WRITTEN PROBLEM: Without the images, output each record below as it stands.

• • •

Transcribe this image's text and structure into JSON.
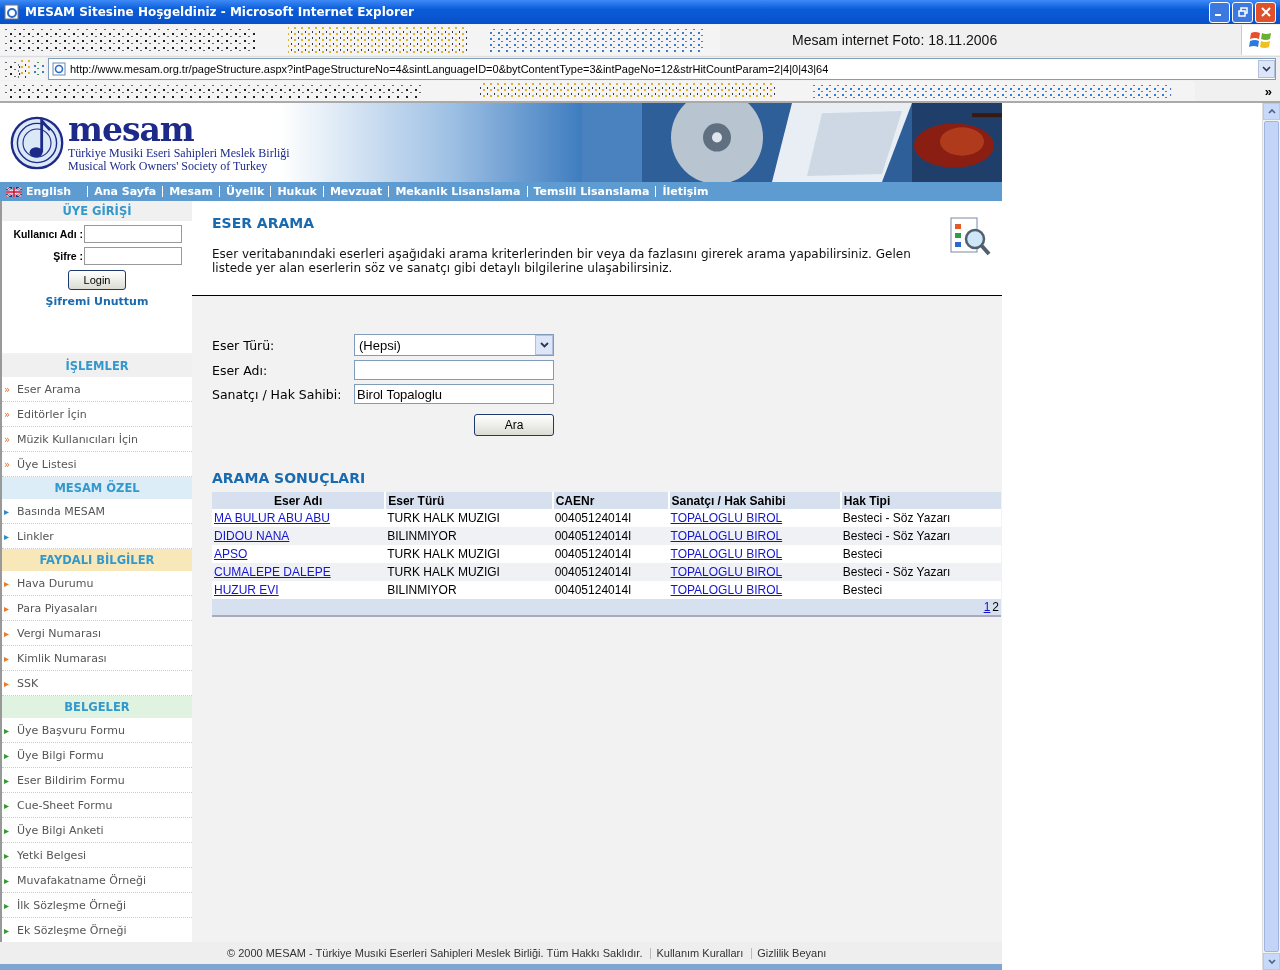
{
  "window": {
    "title": "MESAM Sitesine Hoşgeldiniz - Microsoft Internet Explorer"
  },
  "toolbar": {
    "caption": "Mesam internet Foto: 18.11.2006",
    "overflow": "»"
  },
  "address_bar": {
    "value": "http://www.mesam.org.tr/pageStructure.aspx?intPageStructureNo=4&sintLanguageID=0&bytContentType=3&intPageNo=12&strHitCountParam=2|4|0|43|64"
  },
  "header": {
    "logo": "mesam",
    "subtitle_tr": "Türkiye Musiki Eseri Sahipleri Meslek Birliği",
    "subtitle_en": "Musical Work Owners' Society of Turkey"
  },
  "nav": {
    "language": "English",
    "items": [
      "Ana Sayfa",
      "Mesam",
      "Üyelik",
      "Hukuk",
      "Mevzuat",
      "Mekanik Lisanslama",
      "Temsili Lisanslama",
      "İletişim"
    ]
  },
  "sidebar": {
    "login": {
      "title": "ÜYE GİRİŞİ",
      "username_label": "Kullanıcı Adı :",
      "password_label": "Şifre :",
      "button": "Login",
      "forgot_link": "Şifremi Unuttum"
    },
    "sections": [
      {
        "title": "İŞLEMLER",
        "color": "#f0f0f0",
        "bullet": "»",
        "items": [
          "Eser Arama",
          "Editörler İçin",
          "Müzik Kullanıcıları İçin",
          "Üye Listesi"
        ]
      },
      {
        "title": "MESAM ÖZEL",
        "color": "#dcedf7",
        "bullet": "▸",
        "items": [
          "Basında MESAM",
          "Linkler"
        ]
      },
      {
        "title": "FAYDALI BİLGİLER",
        "color": "#f8e7b8",
        "bullet": "▸",
        "items": [
          "Hava Durumu",
          "Para Piyasaları",
          "Vergi Numarası",
          "Kimlik Numarası",
          "SSK"
        ]
      },
      {
        "title": "BELGELER",
        "color": "#e0f2e0",
        "bullet": "▸",
        "items": [
          "Üye Başvuru Formu",
          "Üye Bilgi Formu",
          "Eser Bildirim Formu",
          "Cue-Sheet Formu",
          "Üye Bilgi Anketi",
          "Yetki Belgesi",
          "Muvafakatname Örneği",
          "İlk Sözleşme Örneği",
          "Ek Sözleşme Örneği"
        ]
      }
    ]
  },
  "content": {
    "title": "ESER ARAMA",
    "description": "Eser veritabanındaki eserleri aşağıdaki arama kriterlerinden bir veya da fazlasını girerek arama yapabilirsiniz. Gelen listede yer alan eserlerin söz ve sanatçı gibi detaylı bilgilerine ulaşabilirsiniz.",
    "form": {
      "fields": [
        {
          "label": "Eser Türü:",
          "kind": "select",
          "value": "(Hepsi)"
        },
        {
          "label": "Eser Adı:",
          "kind": "text"
        },
        {
          "label": "Sanatçı / Hak Sahibi:",
          "kind": "text",
          "value": "Birol Topaloglu"
        }
      ],
      "button": "Ara"
    },
    "results": {
      "title": "ARAMA SONUÇLARI",
      "columns": [
        {
          "label": "Eser Adı",
          "kind": "link"
        },
        {
          "label": "Eser Türü",
          "kind": "text"
        },
        {
          "label": "CAENr",
          "kind": "text"
        },
        {
          "label": "Sanatçı / Hak Sahibi",
          "kind": "link"
        },
        {
          "label": "Hak Tipi",
          "kind": "text"
        }
      ],
      "rows": [
        [
          "MA BULUR ABU ABU",
          "TURK HALK MUZIGI",
          "00405124014I",
          "TOPALOGLU BIROL",
          "Besteci - Söz Yazarı"
        ],
        [
          "DIDOU NANA",
          "BILINMIYOR",
          "00405124014I",
          "TOPALOGLU BIROL",
          "Besteci - Söz Yazarı"
        ],
        [
          "APSO",
          "TURK HALK MUZIGI",
          "00405124014I",
          "TOPALOGLU BIROL",
          "Besteci"
        ],
        [
          "CUMALEPE DALEPE",
          "TURK HALK MUZIGI",
          "00405124014I",
          "TOPALOGLU BIROL",
          "Besteci - Söz Yazarı"
        ],
        [
          "HUZUR EVI",
          "BILINMIYOR",
          "00405124014I",
          "TOPALOGLU BIROL",
          "Besteci"
        ]
      ],
      "pager": [
        {
          "label": "1",
          "selected": false
        },
        {
          "label": "2",
          "selected": true
        }
      ]
    }
  },
  "footer": {
    "copyright": "© 2000 MESAM - Türkiye Musıki Eserleri Sahipleri Meslek Birliği. Tüm Hakkı Saklıdır.",
    "links": [
      "Kullanım Kuralları",
      "Gizlilik Beyanı"
    ]
  }
}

• • •

TASK RESULT:
Transcribe this image's text and structure into JSON.
{
  "window": {
    "title": "MESAM Sitesine Hoşgeldiniz - Microsoft Internet Explorer"
  },
  "toolbar": {
    "caption": "Mesam internet Foto: 18.11.2006",
    "overflow": "»"
  },
  "address_bar": {
    "value": "http://www.mesam.org.tr/pageStructure.aspx?intPageStructureNo=4&sintLanguageID=0&bytContentType=3&intPageNo=12&strHitCountParam=2|4|0|43|64"
  },
  "header": {
    "logo": "mesam",
    "subtitle_tr": "Türkiye Musiki Eseri Sahipleri Meslek Birliği",
    "subtitle_en": "Musical Work Owners' Society of Turkey"
  },
  "nav": {
    "language": "English",
    "items": [
      "Ana Sayfa",
      "Mesam",
      "Üyelik",
      "Hukuk",
      "Mevzuat",
      "Mekanik Lisanslama",
      "Temsili Lisanslama",
      "İletişim"
    ]
  },
  "sidebar": {
    "login": {
      "title": "ÜYE GİRİŞİ",
      "username_label": "Kullanıcı Adı :",
      "password_label": "Şifre :",
      "button": "Login",
      "forgot_link": "Şifremi Unuttum"
    },
    "sections": [
      {
        "title": "İŞLEMLER",
        "color": "#f0f0f0",
        "bullet": "»",
        "items": [
          "Eser Arama",
          "Editörler İçin",
          "Müzik Kullanıcıları İçin",
          "Üye Listesi"
        ]
      },
      {
        "title": "MESAM ÖZEL",
        "color": "#dcedf7",
        "bullet": "▸",
        "items": [
          "Basında MESAM",
          "Linkler"
        ]
      },
      {
        "title": "FAYDALI BİLGİLER",
        "color": "#f8e7b8",
        "bullet": "▸",
        "items": [
          "Hava Durumu",
          "Para Piyasaları",
          "Vergi Numarası",
          "Kimlik Numarası",
          "SSK"
        ]
      },
      {
        "title": "BELGELER",
        "color": "#e0f2e0",
        "bullet": "▸",
        "items": [
          "Üye Başvuru Formu",
          "Üye Bilgi Formu",
          "Eser Bildirim Formu",
          "Cue-Sheet Formu",
          "Üye Bilgi Anketi",
          "Yetki Belgesi",
          "Muvafakatname Örneği",
          "İlk Sözleşme Örneği",
          "Ek Sözleşme Örneği"
        ]
      }
    ]
  },
  "content": {
    "title": "ESER ARAMA",
    "description": "Eser veritabanındaki eserleri aşağıdaki arama kriterlerinden bir veya da fazlasını girerek arama yapabilirsiniz. Gelen listede yer alan eserlerin söz ve sanatçı gibi detaylı bilgilerine ulaşabilirsiniz.",
    "form": {
      "fields": [
        {
          "label": "Eser Türü:",
          "kind": "select",
          "value": "(Hepsi)"
        },
        {
          "label": "Eser Adı:",
          "kind": "text"
        },
        {
          "label": "Sanatçı / Hak Sahibi:",
          "kind": "text",
          "value": "Birol Topaloglu"
        }
      ],
      "button": "Ara"
    },
    "results": {
      "title": "ARAMA SONUÇLARI",
      "columns": [
        {
          "label": "Eser Adı",
          "kind": "link"
        },
        {
          "label": "Eser Türü",
          "kind": "text"
        },
        {
          "label": "CAENr",
          "kind": "text"
        },
        {
          "label": "Sanatçı / Hak Sahibi",
          "kind": "link"
        },
        {
          "label": "Hak Tipi",
          "kind": "text"
        }
      ],
      "rows": [
        [
          "MA BULUR ABU ABU",
          "TURK HALK MUZIGI",
          "00405124014I",
          "TOPALOGLU BIROL",
          "Besteci - Söz Yazarı"
        ],
        [
          "DIDOU NANA",
          "BILINMIYOR",
          "00405124014I",
          "TOPALOGLU BIROL",
          "Besteci - Söz Yazarı"
        ],
        [
          "APSO",
          "TURK HALK MUZIGI",
          "00405124014I",
          "TOPALOGLU BIROL",
          "Besteci"
        ],
        [
          "CUMALEPE DALEPE",
          "TURK HALK MUZIGI",
          "00405124014I",
          "TOPALOGLU BIROL",
          "Besteci - Söz Yazarı"
        ],
        [
          "HUZUR EVI",
          "BILINMIYOR",
          "00405124014I",
          "TOPALOGLU BIROL",
          "Besteci"
        ]
      ],
      "pager": [
        {
          "label": "1",
          "selected": false
        },
        {
          "label": "2",
          "selected": true
        }
      ]
    }
  },
  "footer": {
    "copyright": "© 2000 MESAM - Türkiye Musıki Eserleri Sahipleri Meslek Birliği. Tüm Hakkı Saklıdır.",
    "links": [
      "Kullanım Kuralları",
      "Gizlilik Beyanı"
    ]
  }
}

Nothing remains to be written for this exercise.